● **What to produce**:
Each line below is to be written out in full, exactly as shown.

● **Data records**:

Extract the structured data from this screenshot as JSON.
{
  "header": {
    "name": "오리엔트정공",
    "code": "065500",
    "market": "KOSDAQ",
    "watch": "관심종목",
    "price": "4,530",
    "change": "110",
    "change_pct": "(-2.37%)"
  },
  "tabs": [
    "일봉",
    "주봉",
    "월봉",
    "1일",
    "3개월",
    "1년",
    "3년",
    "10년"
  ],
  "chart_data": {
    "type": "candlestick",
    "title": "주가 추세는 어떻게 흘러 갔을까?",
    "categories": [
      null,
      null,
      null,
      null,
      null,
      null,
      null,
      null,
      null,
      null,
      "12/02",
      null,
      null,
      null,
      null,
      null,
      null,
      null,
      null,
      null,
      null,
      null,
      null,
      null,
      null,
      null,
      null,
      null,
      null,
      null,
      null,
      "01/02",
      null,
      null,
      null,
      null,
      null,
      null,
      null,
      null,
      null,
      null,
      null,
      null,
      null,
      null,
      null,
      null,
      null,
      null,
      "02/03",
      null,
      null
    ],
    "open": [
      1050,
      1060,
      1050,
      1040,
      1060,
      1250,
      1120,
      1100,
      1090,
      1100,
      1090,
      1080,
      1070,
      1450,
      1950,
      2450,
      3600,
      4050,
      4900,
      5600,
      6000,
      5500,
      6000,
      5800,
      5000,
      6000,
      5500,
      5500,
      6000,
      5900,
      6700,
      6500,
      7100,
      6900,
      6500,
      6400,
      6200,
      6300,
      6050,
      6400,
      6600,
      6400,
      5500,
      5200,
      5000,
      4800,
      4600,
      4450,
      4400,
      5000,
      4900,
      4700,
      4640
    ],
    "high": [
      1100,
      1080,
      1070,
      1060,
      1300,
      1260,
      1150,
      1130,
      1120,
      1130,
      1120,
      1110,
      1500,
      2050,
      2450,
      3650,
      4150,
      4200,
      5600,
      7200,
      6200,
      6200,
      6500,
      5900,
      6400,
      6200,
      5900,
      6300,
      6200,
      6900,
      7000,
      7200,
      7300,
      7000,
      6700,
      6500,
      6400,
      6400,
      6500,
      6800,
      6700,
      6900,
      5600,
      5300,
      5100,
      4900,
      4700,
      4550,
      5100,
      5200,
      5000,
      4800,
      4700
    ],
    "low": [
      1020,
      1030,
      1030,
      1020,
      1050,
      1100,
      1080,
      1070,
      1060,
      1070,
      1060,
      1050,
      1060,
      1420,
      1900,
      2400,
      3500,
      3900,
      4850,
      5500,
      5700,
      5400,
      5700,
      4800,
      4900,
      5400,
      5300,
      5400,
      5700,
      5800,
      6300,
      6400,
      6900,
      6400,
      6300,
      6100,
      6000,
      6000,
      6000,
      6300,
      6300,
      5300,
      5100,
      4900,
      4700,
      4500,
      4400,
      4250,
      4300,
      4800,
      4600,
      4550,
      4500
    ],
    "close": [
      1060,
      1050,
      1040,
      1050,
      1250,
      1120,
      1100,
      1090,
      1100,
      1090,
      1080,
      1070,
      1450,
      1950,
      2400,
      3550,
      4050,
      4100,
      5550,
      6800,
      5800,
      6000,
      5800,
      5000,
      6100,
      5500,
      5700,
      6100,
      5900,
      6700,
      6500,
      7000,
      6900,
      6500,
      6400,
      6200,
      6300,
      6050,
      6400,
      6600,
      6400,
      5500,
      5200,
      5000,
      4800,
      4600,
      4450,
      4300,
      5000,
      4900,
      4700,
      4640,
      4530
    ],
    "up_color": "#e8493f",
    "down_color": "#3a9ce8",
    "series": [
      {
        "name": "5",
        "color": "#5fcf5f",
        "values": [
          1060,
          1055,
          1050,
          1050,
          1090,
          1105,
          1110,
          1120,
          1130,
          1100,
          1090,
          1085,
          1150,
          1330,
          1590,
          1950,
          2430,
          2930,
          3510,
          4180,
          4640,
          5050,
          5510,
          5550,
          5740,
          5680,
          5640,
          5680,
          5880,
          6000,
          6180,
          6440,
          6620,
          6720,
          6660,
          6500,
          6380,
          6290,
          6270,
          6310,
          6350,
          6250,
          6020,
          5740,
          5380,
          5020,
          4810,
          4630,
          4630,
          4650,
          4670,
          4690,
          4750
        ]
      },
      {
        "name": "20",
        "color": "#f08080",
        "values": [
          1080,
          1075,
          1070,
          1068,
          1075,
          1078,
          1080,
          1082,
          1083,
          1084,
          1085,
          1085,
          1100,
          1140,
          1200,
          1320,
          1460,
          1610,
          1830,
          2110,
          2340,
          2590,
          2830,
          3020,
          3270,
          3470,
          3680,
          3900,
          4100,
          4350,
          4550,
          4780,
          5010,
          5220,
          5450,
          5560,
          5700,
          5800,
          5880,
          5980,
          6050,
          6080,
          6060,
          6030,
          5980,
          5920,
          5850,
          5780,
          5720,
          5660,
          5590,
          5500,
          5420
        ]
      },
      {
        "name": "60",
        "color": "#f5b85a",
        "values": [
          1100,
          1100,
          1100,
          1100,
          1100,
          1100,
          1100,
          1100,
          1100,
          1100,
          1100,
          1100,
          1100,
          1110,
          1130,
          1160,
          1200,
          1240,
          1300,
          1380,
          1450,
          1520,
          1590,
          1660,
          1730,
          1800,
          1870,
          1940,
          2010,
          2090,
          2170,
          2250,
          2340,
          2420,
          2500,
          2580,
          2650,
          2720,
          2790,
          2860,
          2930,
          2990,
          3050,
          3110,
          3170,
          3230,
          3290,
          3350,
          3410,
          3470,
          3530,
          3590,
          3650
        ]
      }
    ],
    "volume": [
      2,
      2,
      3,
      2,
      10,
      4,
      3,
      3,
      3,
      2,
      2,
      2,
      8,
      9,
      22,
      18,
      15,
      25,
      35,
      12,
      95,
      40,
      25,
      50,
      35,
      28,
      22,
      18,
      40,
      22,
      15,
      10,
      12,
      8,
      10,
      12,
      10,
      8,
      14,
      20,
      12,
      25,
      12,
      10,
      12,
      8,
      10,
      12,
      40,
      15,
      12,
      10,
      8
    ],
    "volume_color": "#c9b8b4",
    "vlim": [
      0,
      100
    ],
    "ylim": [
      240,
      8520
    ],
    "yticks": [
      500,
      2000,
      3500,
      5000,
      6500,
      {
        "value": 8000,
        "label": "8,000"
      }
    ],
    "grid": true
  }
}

● **Written solution**:
Extract the structured data from this screenshot as JSON.
{
  "header": {
    "name": "오리엔트정공",
    "code": "065500",
    "market": "KOSDAQ",
    "watch": "관심종목",
    "price": "4,530",
    "change": "110",
    "change_pct": "(-2.37%)"
  },
  "tabs": [
    "일봉",
    "주봉",
    "월봉",
    "1일",
    "3개월",
    "1년",
    "3년",
    "10년"
  ],
  "chart_data": {
    "type": "candlestick",
    "title": "주가 추세는 어떻게 흘러 갔을까?",
    "categories": [
      null,
      null,
      null,
      null,
      null,
      null,
      null,
      null,
      null,
      null,
      "12/02",
      null,
      null,
      null,
      null,
      null,
      null,
      null,
      null,
      null,
      null,
      null,
      null,
      null,
      null,
      null,
      null,
      null,
      null,
      null,
      null,
      "01/02",
      null,
      null,
      null,
      null,
      null,
      null,
      null,
      null,
      null,
      null,
      null,
      null,
      null,
      null,
      null,
      null,
      null,
      null,
      "02/03",
      null,
      null
    ],
    "open": [
      1050,
      1060,
      1050,
      1040,
      1060,
      1250,
      1120,
      1100,
      1090,
      1100,
      1090,
      1080,
      1070,
      1450,
      1950,
      2450,
      3600,
      4050,
      4900,
      5600,
      6000,
      5500,
      6000,
      5800,
      5000,
      6000,
      5500,
      5500,
      6000,
      5900,
      6700,
      6500,
      7100,
      6900,
      6500,
      6400,
      6200,
      6300,
      6050,
      6400,
      6600,
      6400,
      5500,
      5200,
      5000,
      4800,
      4600,
      4450,
      4400,
      5000,
      4900,
      4700,
      4640
    ],
    "high": [
      1100,
      1080,
      1070,
      1060,
      1300,
      1260,
      1150,
      1130,
      1120,
      1130,
      1120,
      1110,
      1500,
      2050,
      2450,
      3650,
      4150,
      4200,
      5600,
      7200,
      6200,
      6200,
      6500,
      5900,
      6400,
      6200,
      5900,
      6300,
      6200,
      6900,
      7000,
      7200,
      7300,
      7000,
      6700,
      6500,
      6400,
      6400,
      6500,
      6800,
      6700,
      6900,
      5600,
      5300,
      5100,
      4900,
      4700,
      4550,
      5100,
      5200,
      5000,
      4800,
      4700
    ],
    "low": [
      1020,
      1030,
      1030,
      1020,
      1050,
      1100,
      1080,
      1070,
      1060,
      1070,
      1060,
      1050,
      1060,
      1420,
      1900,
      2400,
      3500,
      3900,
      4850,
      5500,
      5700,
      5400,
      5700,
      4800,
      4900,
      5400,
      5300,
      5400,
      5700,
      5800,
      6300,
      6400,
      6900,
      6400,
      6300,
      6100,
      6000,
      6000,
      6000,
      6300,
      6300,
      5300,
      5100,
      4900,
      4700,
      4500,
      4400,
      4250,
      4300,
      4800,
      4600,
      4550,
      4500
    ],
    "close": [
      1060,
      1050,
      1040,
      1050,
      1250,
      1120,
      1100,
      1090,
      1100,
      1090,
      1080,
      1070,
      1450,
      1950,
      2400,
      3550,
      4050,
      4100,
      5550,
      6800,
      5800,
      6000,
      5800,
      5000,
      6100,
      5500,
      5700,
      6100,
      5900,
      6700,
      6500,
      7000,
      6900,
      6500,
      6400,
      6200,
      6300,
      6050,
      6400,
      6600,
      6400,
      5500,
      5200,
      5000,
      4800,
      4600,
      4450,
      4300,
      5000,
      4900,
      4700,
      4640,
      4530
    ],
    "up_color": "#e8493f",
    "down_color": "#3a9ce8",
    "series": [
      {
        "name": "5",
        "color": "#5fcf5f",
        "values": [
          1060,
          1055,
          1050,
          1050,
          1090,
          1105,
          1110,
          1120,
          1130,
          1100,
          1090,
          1085,
          1150,
          1330,
          1590,
          1950,
          2430,
          2930,
          3510,
          4180,
          4640,
          5050,
          5510,
          5550,
          5740,
          5680,
          5640,
          5680,
          5880,
          6000,
          6180,
          6440,
          6620,
          6720,
          6660,
          6500,
          6380,
          6290,
          6270,
          6310,
          6350,
          6250,
          6020,
          5740,
          5380,
          5020,
          4810,
          4630,
          4630,
          4650,
          4670,
          4690,
          4750
        ]
      },
      {
        "name": "20",
        "color": "#f08080",
        "values": [
          1080,
          1075,
          1070,
          1068,
          1075,
          1078,
          1080,
          1082,
          1083,
          1084,
          1085,
          1085,
          1100,
          1140,
          1200,
          1320,
          1460,
          1610,
          1830,
          2110,
          2340,
          2590,
          2830,
          3020,
          3270,
          3470,
          3680,
          3900,
          4100,
          4350,
          4550,
          4780,
          5010,
          5220,
          5450,
          5560,
          5700,
          5800,
          5880,
          5980,
          6050,
          6080,
          6060,
          6030,
          5980,
          5920,
          5850,
          5780,
          5720,
          5660,
          5590,
          5500,
          5420
        ]
      },
      {
        "name": "60",
        "color": "#f5b85a",
        "values": [
          1100,
          1100,
          1100,
          1100,
          1100,
          1100,
          1100,
          1100,
          1100,
          1100,
          1100,
          1100,
          1100,
          1110,
          1130,
          1160,
          1200,
          1240,
          1300,
          1380,
          1450,
          1520,
          1590,
          1660,
          1730,
          1800,
          1870,
          1940,
          2010,
          2090,
          2170,
          2250,
          2340,
          2420,
          2500,
          2580,
          2650,
          2720,
          2790,
          2860,
          2930,
          2990,
          3050,
          3110,
          3170,
          3230,
          3290,
          3350,
          3410,
          3470,
          3530,
          3590,
          3650
        ]
      }
    ],
    "volume": [
      2,
      2,
      3,
      2,
      10,
      4,
      3,
      3,
      3,
      2,
      2,
      2,
      8,
      9,
      22,
      18,
      15,
      25,
      35,
      12,
      95,
      40,
      25,
      50,
      35,
      28,
      22,
      18,
      40,
      22,
      15,
      10,
      12,
      8,
      10,
      12,
      10,
      8,
      14,
      20,
      12,
      25,
      12,
      10,
      12,
      8,
      10,
      12,
      40,
      15,
      12,
      10,
      8
    ],
    "volume_color": "#c9b8b4",
    "vlim": [
      0,
      100
    ],
    "ylim": [
      240,
      8520
    ],
    "yticks": [
      500,
      2000,
      3500,
      5000,
      6500,
      {
        "value": 8000,
        "label": "8,000"
      }
    ],
    "grid": true
  }
}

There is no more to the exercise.